Read the entries below and pull out each line with the string "updated".

— START OF Material supplied —

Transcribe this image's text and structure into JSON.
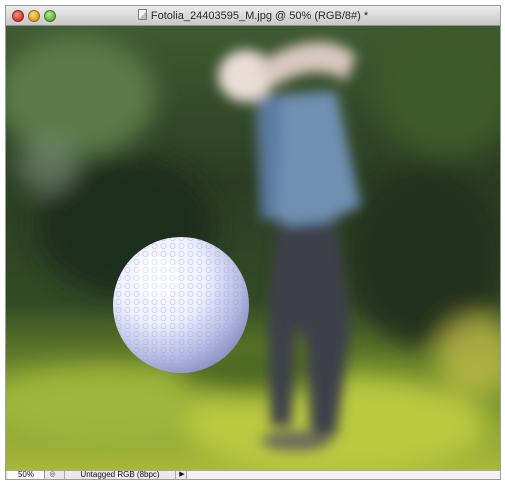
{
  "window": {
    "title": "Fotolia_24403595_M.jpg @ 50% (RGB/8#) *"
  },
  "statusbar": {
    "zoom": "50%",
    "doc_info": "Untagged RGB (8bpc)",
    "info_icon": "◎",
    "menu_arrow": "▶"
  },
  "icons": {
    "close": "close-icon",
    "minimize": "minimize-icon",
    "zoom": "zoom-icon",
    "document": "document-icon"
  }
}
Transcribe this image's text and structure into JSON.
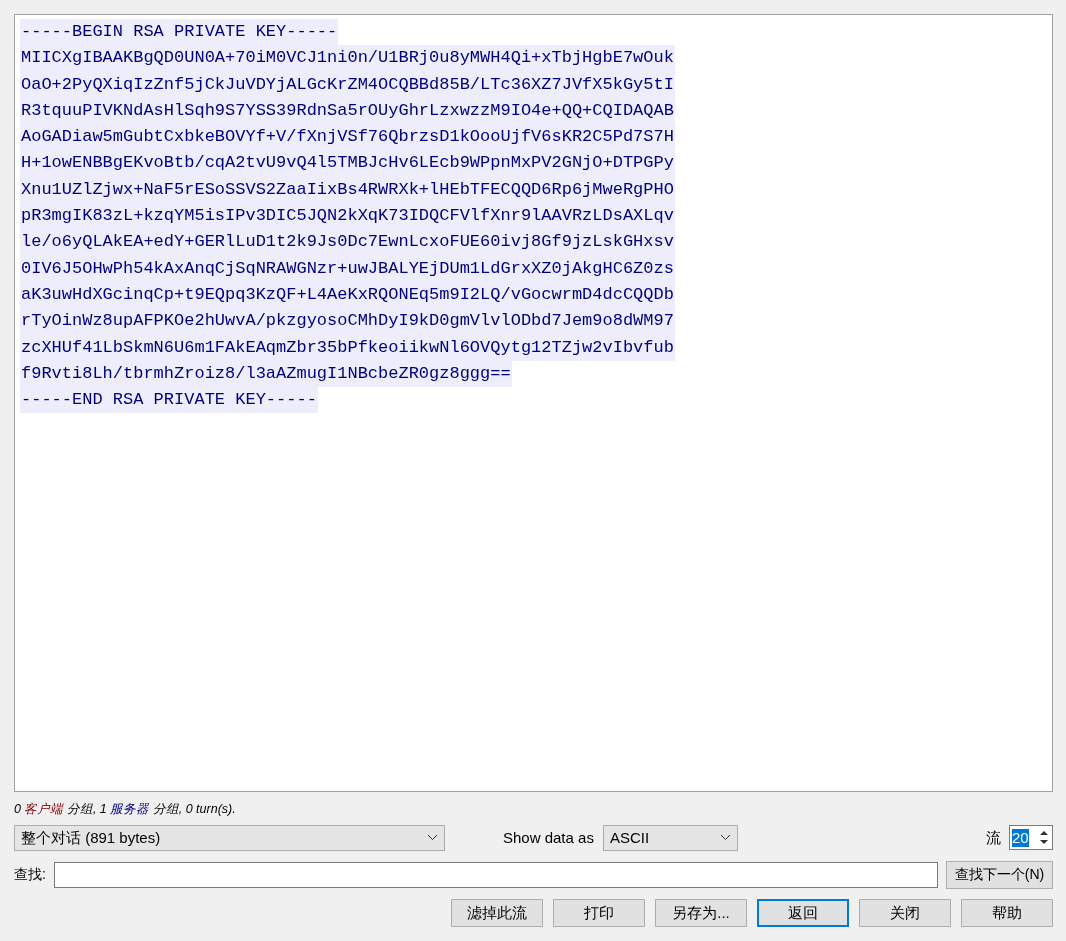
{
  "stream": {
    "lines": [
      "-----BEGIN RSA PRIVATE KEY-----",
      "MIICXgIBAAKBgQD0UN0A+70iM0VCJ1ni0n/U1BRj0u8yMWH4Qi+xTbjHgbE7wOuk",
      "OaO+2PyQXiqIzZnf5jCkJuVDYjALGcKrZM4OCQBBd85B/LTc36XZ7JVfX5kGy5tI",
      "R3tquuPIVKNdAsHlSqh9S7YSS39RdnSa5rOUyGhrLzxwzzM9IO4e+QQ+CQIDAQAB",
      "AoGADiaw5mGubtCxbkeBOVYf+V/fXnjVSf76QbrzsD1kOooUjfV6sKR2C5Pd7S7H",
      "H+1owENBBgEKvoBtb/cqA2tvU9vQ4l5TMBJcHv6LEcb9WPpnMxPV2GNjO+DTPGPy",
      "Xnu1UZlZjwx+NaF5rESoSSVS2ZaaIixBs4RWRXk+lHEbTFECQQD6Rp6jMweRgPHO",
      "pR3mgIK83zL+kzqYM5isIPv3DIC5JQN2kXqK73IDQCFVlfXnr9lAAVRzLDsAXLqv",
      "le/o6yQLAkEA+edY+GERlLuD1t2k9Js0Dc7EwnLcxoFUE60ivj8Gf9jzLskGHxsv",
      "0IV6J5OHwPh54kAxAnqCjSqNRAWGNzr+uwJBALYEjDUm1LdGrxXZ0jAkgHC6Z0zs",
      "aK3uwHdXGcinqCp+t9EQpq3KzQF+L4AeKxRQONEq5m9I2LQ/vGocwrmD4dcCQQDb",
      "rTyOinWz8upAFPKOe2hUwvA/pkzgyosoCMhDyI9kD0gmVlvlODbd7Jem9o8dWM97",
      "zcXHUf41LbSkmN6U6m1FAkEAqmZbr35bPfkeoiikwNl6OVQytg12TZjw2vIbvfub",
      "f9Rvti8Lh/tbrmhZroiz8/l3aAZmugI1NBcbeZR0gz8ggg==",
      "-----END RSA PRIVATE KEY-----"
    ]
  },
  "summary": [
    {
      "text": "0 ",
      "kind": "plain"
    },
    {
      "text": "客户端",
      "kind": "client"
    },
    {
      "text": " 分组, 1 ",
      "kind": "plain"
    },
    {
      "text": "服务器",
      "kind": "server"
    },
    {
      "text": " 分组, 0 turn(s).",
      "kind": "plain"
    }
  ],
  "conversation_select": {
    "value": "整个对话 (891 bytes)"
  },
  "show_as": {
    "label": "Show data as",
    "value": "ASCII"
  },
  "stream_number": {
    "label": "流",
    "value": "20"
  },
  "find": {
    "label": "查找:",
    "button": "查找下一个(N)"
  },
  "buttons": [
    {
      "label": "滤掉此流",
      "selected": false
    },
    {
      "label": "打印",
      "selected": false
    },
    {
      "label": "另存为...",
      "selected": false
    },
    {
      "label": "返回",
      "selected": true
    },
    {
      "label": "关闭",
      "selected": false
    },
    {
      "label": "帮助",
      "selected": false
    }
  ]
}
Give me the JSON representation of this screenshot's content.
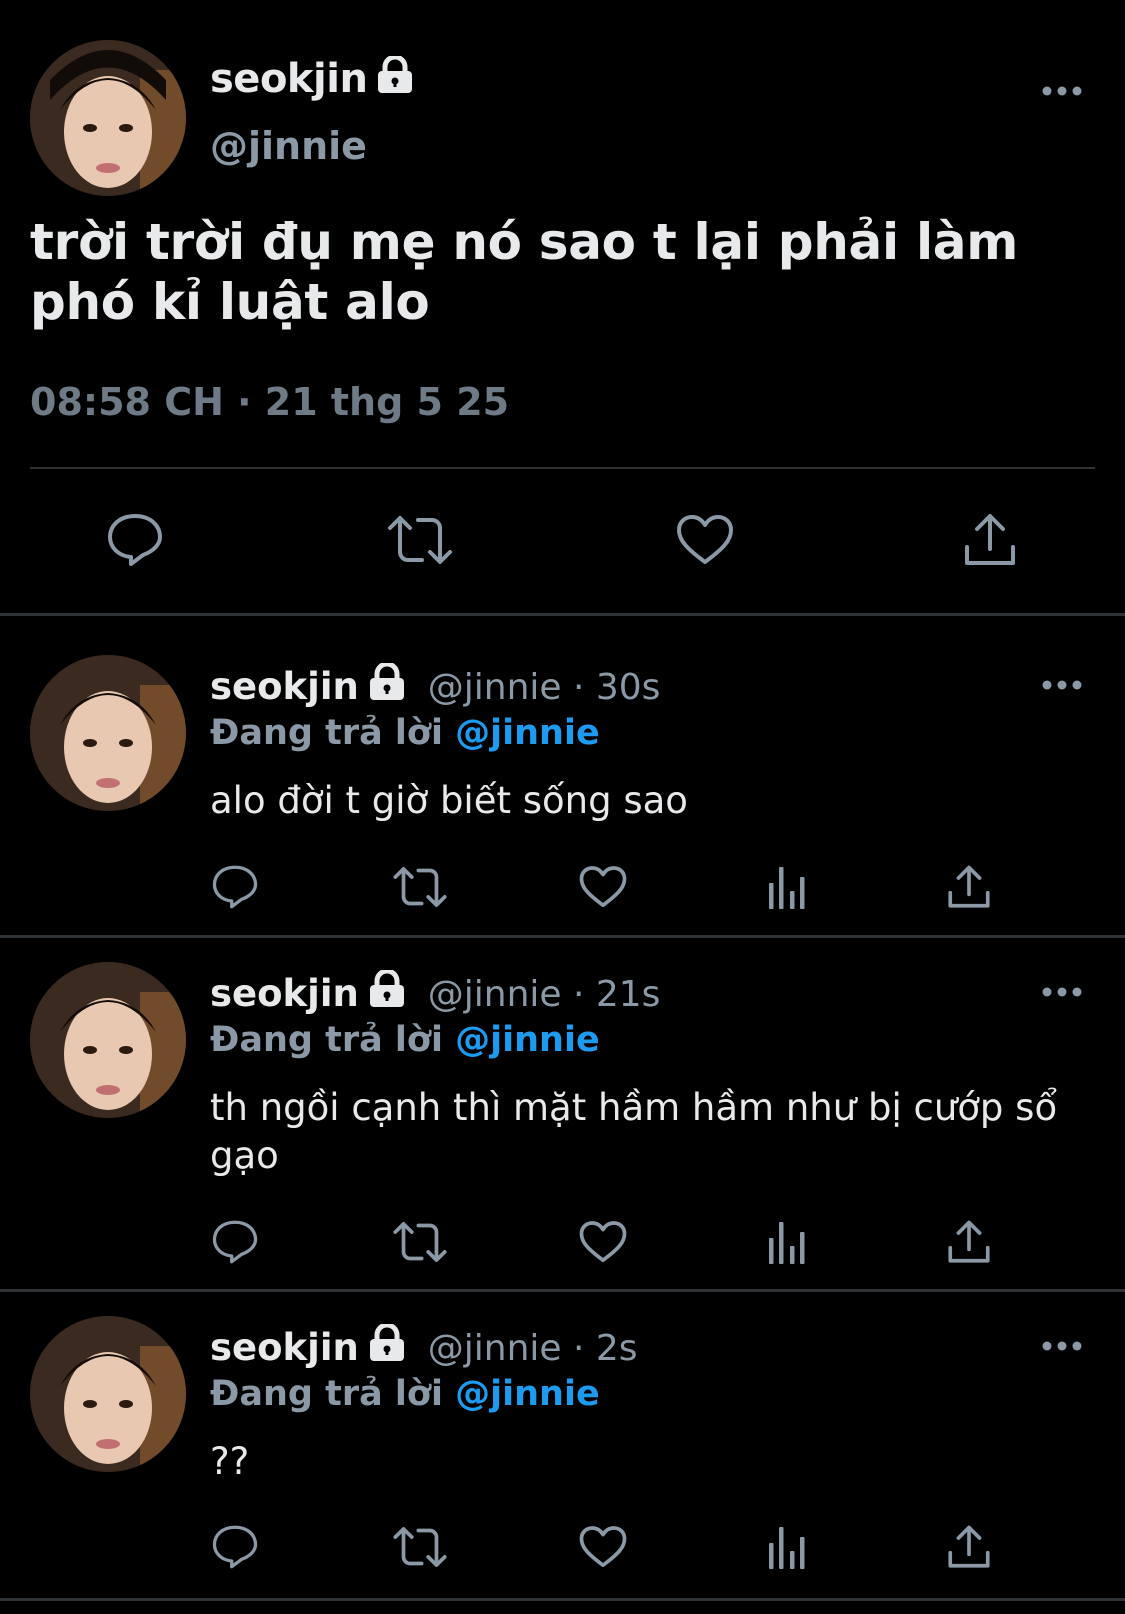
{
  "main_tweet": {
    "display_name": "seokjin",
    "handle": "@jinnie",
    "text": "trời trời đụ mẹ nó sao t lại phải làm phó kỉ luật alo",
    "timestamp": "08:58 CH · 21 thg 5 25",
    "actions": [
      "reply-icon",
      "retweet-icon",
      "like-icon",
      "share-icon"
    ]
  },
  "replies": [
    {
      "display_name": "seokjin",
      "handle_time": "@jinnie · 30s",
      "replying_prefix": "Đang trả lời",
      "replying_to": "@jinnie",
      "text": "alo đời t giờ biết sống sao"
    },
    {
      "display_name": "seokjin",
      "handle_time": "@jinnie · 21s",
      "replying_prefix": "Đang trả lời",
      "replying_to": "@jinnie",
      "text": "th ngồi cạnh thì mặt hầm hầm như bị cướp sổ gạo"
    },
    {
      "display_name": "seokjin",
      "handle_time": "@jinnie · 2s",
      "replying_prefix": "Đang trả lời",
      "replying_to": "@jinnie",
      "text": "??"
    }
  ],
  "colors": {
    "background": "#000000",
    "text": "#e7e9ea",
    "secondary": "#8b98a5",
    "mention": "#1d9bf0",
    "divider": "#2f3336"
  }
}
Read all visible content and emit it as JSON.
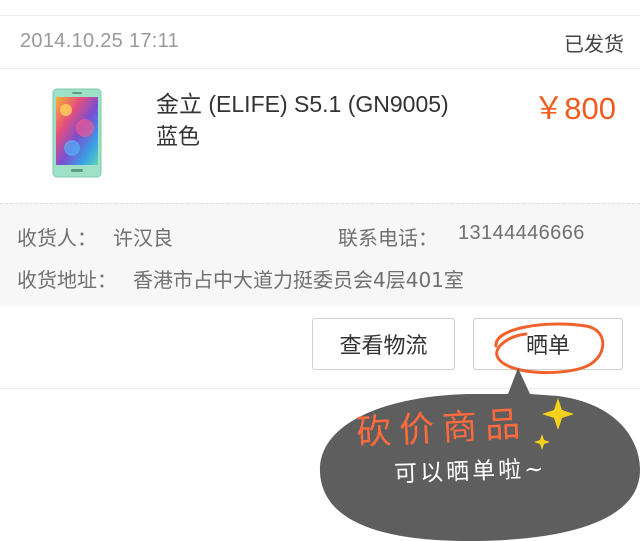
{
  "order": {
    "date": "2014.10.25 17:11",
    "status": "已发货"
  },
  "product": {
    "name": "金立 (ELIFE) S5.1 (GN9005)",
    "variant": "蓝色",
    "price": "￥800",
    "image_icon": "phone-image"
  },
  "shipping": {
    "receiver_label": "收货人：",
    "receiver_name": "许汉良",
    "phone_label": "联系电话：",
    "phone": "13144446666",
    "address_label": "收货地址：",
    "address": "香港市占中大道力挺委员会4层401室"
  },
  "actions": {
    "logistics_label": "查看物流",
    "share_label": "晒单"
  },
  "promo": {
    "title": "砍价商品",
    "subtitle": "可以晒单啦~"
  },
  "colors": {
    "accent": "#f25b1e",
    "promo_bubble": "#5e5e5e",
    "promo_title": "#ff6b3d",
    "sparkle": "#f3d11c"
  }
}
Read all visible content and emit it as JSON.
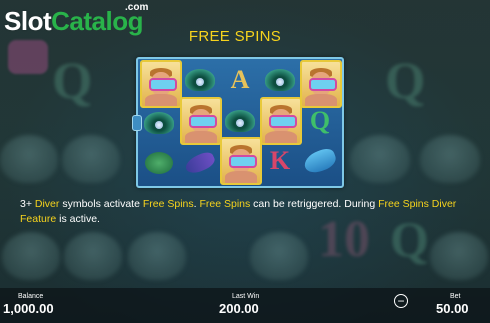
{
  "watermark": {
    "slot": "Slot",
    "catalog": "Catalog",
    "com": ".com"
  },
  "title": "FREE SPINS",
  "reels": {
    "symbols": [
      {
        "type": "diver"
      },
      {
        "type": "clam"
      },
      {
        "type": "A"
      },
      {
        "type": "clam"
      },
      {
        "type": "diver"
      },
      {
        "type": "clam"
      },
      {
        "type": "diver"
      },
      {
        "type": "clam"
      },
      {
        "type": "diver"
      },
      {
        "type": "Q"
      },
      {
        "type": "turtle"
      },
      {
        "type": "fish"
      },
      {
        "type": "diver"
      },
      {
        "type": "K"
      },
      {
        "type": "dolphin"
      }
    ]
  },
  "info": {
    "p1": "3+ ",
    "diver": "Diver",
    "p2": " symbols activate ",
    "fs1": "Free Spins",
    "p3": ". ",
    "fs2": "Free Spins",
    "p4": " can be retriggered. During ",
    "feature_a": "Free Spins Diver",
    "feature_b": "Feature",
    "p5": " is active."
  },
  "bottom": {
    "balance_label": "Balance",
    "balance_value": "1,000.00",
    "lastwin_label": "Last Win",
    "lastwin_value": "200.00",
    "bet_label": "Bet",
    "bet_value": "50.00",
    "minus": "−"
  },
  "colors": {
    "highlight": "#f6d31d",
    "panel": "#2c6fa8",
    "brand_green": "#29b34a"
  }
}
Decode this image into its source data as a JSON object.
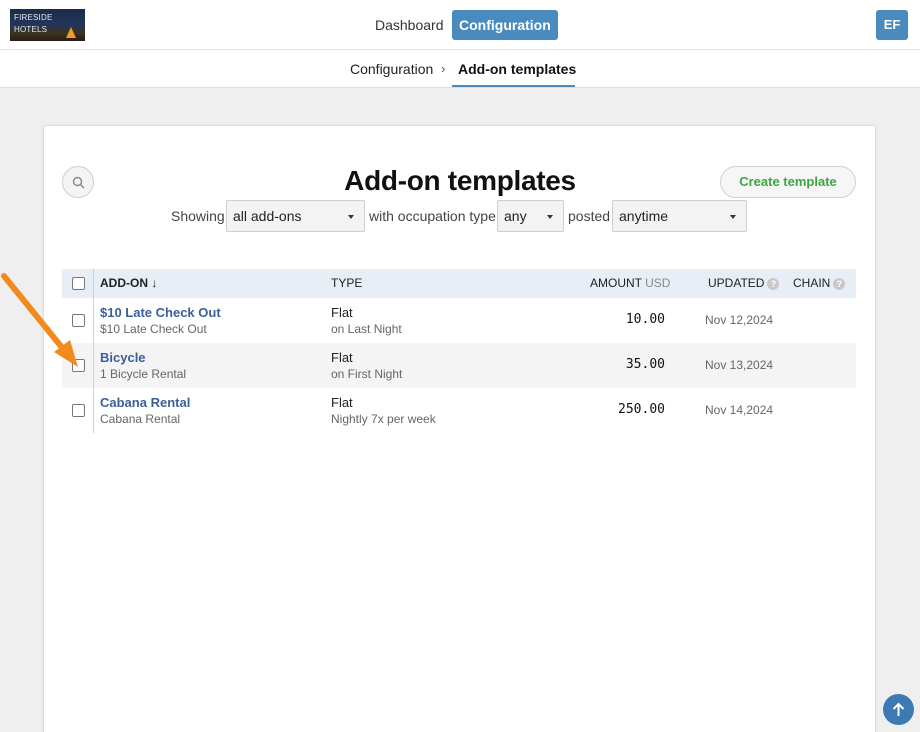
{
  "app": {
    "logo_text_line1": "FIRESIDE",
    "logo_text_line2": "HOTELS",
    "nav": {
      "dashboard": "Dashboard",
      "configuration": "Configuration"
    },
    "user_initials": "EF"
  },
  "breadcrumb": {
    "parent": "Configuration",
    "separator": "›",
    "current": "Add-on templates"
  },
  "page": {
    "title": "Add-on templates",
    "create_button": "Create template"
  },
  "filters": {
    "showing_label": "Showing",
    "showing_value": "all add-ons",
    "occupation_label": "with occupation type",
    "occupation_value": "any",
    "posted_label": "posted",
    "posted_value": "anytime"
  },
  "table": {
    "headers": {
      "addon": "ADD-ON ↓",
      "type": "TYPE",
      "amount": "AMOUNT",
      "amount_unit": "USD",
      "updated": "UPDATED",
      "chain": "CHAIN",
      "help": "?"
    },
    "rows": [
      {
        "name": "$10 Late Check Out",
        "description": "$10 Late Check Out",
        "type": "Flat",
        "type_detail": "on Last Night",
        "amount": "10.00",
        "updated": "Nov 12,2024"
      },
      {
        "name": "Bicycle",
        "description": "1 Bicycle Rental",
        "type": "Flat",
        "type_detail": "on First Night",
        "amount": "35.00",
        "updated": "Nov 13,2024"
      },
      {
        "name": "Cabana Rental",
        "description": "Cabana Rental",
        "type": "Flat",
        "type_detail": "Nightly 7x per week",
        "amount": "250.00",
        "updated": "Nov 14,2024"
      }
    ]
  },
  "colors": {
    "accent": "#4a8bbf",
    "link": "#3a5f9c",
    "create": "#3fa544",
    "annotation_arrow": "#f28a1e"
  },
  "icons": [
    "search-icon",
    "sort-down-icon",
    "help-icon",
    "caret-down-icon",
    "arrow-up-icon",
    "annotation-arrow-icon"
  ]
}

— END OF Material supplied —

§ **Reply to the task**:
      "updated": "UPDATED",
        "updated": "Nov 12,2024"
        "updated": "Nov 13,2024"
        "updated": "Nov 14,2024"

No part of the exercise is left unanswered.